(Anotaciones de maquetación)
•••••

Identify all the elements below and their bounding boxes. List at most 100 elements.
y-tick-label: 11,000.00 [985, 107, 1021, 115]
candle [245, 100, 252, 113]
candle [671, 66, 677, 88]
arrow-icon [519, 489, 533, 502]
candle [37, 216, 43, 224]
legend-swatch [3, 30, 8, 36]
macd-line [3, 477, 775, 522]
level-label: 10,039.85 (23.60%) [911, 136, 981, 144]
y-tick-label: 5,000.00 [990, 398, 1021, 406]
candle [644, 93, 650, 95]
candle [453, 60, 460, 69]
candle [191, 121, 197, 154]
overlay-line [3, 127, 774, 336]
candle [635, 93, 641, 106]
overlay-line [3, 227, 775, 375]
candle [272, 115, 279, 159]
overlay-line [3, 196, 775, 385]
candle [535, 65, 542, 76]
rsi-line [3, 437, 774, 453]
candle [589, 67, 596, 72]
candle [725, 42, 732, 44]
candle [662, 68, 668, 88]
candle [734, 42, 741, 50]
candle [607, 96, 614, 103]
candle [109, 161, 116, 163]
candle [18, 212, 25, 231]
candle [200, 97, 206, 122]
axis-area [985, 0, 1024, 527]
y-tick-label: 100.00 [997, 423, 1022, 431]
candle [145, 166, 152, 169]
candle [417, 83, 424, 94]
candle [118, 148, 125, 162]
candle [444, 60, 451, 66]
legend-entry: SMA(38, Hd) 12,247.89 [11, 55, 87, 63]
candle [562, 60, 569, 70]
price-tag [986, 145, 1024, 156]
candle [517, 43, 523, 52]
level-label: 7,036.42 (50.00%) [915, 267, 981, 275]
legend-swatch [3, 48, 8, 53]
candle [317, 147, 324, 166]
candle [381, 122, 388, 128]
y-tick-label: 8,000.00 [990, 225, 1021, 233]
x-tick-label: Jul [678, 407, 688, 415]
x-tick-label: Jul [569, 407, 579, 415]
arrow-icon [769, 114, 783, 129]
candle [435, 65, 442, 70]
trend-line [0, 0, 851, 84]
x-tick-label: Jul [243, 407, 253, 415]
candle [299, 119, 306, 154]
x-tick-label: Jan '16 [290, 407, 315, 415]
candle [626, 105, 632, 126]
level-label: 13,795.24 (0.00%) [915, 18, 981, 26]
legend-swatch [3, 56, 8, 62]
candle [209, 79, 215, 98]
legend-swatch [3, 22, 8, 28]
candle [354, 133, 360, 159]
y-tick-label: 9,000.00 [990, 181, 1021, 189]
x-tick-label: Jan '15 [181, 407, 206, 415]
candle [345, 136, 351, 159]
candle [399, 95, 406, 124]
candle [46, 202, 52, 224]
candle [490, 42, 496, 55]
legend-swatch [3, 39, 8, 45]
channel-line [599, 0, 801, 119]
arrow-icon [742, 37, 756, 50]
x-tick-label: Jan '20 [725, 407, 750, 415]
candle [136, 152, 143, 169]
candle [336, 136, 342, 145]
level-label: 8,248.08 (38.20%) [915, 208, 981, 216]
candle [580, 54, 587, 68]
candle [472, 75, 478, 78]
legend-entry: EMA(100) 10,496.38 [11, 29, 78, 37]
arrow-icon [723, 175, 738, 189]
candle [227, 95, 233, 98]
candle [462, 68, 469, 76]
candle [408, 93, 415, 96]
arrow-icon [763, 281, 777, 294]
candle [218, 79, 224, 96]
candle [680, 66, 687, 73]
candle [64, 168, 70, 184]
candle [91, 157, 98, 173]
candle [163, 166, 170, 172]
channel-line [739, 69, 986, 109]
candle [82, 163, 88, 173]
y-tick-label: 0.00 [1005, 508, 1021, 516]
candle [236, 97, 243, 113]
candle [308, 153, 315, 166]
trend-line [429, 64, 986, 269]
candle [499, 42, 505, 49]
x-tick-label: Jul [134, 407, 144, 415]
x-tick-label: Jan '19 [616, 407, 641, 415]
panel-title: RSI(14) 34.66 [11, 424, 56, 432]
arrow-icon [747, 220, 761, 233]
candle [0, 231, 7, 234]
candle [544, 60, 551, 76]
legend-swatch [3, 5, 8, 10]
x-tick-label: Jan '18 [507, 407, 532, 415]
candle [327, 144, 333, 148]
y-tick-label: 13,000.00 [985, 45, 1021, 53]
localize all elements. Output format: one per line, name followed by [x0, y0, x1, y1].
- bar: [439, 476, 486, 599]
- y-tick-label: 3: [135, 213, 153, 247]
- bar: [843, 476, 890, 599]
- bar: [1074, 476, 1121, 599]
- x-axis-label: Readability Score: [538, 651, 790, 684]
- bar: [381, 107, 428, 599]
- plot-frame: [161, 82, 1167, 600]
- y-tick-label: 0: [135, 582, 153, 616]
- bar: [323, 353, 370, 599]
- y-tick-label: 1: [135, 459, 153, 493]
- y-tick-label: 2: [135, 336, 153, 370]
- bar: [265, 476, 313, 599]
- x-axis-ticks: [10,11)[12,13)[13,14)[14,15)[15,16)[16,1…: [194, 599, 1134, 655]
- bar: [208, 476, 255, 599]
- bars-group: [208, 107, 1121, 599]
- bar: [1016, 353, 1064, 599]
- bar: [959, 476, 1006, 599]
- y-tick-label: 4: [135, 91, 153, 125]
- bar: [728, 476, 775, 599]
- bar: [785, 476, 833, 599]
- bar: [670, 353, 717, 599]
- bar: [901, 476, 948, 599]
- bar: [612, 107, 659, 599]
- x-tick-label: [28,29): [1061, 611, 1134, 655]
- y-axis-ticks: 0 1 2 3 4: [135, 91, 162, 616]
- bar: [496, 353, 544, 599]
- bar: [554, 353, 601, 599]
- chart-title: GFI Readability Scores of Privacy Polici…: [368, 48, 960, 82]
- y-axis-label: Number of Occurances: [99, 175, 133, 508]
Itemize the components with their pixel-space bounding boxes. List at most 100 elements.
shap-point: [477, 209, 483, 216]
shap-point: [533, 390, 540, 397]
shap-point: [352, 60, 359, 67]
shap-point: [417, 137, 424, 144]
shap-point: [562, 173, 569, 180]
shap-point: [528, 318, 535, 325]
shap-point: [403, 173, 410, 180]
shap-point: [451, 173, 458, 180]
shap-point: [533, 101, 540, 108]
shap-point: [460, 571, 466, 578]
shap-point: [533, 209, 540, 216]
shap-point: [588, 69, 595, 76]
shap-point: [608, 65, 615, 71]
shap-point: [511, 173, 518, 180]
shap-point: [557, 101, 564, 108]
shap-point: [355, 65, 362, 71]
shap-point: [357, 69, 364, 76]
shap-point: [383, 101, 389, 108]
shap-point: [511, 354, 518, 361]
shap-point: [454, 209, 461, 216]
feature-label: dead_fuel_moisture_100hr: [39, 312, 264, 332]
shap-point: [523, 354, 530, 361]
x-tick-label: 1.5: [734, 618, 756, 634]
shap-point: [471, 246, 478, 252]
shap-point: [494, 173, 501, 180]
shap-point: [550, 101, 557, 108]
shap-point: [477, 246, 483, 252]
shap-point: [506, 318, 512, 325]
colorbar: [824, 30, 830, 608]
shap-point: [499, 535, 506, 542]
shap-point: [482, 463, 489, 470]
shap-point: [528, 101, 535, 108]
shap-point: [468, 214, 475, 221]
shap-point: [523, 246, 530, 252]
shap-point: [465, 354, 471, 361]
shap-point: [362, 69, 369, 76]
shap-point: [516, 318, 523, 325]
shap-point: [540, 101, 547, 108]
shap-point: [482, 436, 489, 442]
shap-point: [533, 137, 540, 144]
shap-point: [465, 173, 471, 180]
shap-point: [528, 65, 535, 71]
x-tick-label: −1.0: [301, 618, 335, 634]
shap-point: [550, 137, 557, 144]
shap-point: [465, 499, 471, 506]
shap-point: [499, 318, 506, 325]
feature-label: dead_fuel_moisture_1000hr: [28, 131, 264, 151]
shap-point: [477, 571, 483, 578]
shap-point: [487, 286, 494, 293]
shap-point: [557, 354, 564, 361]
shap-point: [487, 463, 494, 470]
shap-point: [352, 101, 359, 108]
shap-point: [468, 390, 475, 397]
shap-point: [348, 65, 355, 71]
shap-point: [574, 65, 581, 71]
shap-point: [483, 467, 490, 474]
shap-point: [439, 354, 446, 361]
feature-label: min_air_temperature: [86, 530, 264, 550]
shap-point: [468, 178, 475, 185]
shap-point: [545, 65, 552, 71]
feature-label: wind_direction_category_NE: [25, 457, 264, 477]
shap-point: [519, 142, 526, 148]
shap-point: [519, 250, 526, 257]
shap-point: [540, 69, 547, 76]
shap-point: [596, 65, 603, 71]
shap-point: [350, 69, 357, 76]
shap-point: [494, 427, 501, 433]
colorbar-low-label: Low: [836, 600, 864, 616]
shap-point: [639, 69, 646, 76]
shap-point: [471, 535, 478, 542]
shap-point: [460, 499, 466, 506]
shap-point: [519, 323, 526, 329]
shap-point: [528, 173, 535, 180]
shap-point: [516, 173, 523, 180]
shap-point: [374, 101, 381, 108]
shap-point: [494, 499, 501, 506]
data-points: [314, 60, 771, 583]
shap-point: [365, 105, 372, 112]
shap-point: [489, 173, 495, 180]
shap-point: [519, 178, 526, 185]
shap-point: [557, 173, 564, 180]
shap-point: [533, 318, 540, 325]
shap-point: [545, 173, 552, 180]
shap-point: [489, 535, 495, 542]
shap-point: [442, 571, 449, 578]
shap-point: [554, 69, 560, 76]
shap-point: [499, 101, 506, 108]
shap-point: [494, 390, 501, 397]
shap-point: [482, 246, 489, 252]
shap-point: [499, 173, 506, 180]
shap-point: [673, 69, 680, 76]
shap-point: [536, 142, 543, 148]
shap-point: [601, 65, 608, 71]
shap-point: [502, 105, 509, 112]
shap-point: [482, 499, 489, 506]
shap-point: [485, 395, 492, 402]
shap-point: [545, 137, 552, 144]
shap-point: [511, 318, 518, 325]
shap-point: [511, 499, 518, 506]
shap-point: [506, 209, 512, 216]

•••••

Consigna
Presenta como lista numerada las líneas de los ítems que van desde el comienzo hasta la que contiene "candle [118, 148, 125, 162]", ambas incluidas, y omite las líneas en blanco.

Resultado del ejercicio
1. Identify all the elements below and their bounding boxes. List at most 100 elements.
2. y-tick-label: 11,000.00 [985, 107, 1021, 115]
3. candle [245, 100, 252, 113]
4. candle [671, 66, 677, 88]
5. arrow-icon [519, 489, 533, 502]
6. candle [37, 216, 43, 224]
7. legend-swatch [3, 30, 8, 36]
8. macd-line [3, 477, 775, 522]
9. level-label: 10,039.85 (23.60%) [911, 136, 981, 144]
10. y-tick-label: 5,000.00 [990, 398, 1021, 406]
11. candle [644, 93, 650, 95]
12. candle [453, 60, 460, 69]
13. candle [191, 121, 197, 154]
14. overlay-line [3, 127, 774, 336]
15. candle [635, 93, 641, 106]
16. overlay-line [3, 227, 775, 375]
17. candle [272, 115, 279, 159]
18. overlay-line [3, 196, 775, 385]
19. candle [535, 65, 542, 76]
20. rsi-line [3, 437, 774, 453]
21. candle [589, 67, 596, 72]
22. candle [725, 42, 732, 44]
23. candle [662, 68, 668, 88]
24. candle [734, 42, 741, 50]
25. candle [607, 96, 614, 103]
26. candle [109, 161, 116, 163]
27. candle [18, 212, 25, 231]
28. candle [200, 97, 206, 122]
29. axis-area [985, 0, 1024, 527]
30. y-tick-label: 100.00 [997, 423, 1022, 431]
31. candle [145, 166, 152, 169]
32. candle [417, 83, 424, 94]
33. candle [118, 148, 125, 162]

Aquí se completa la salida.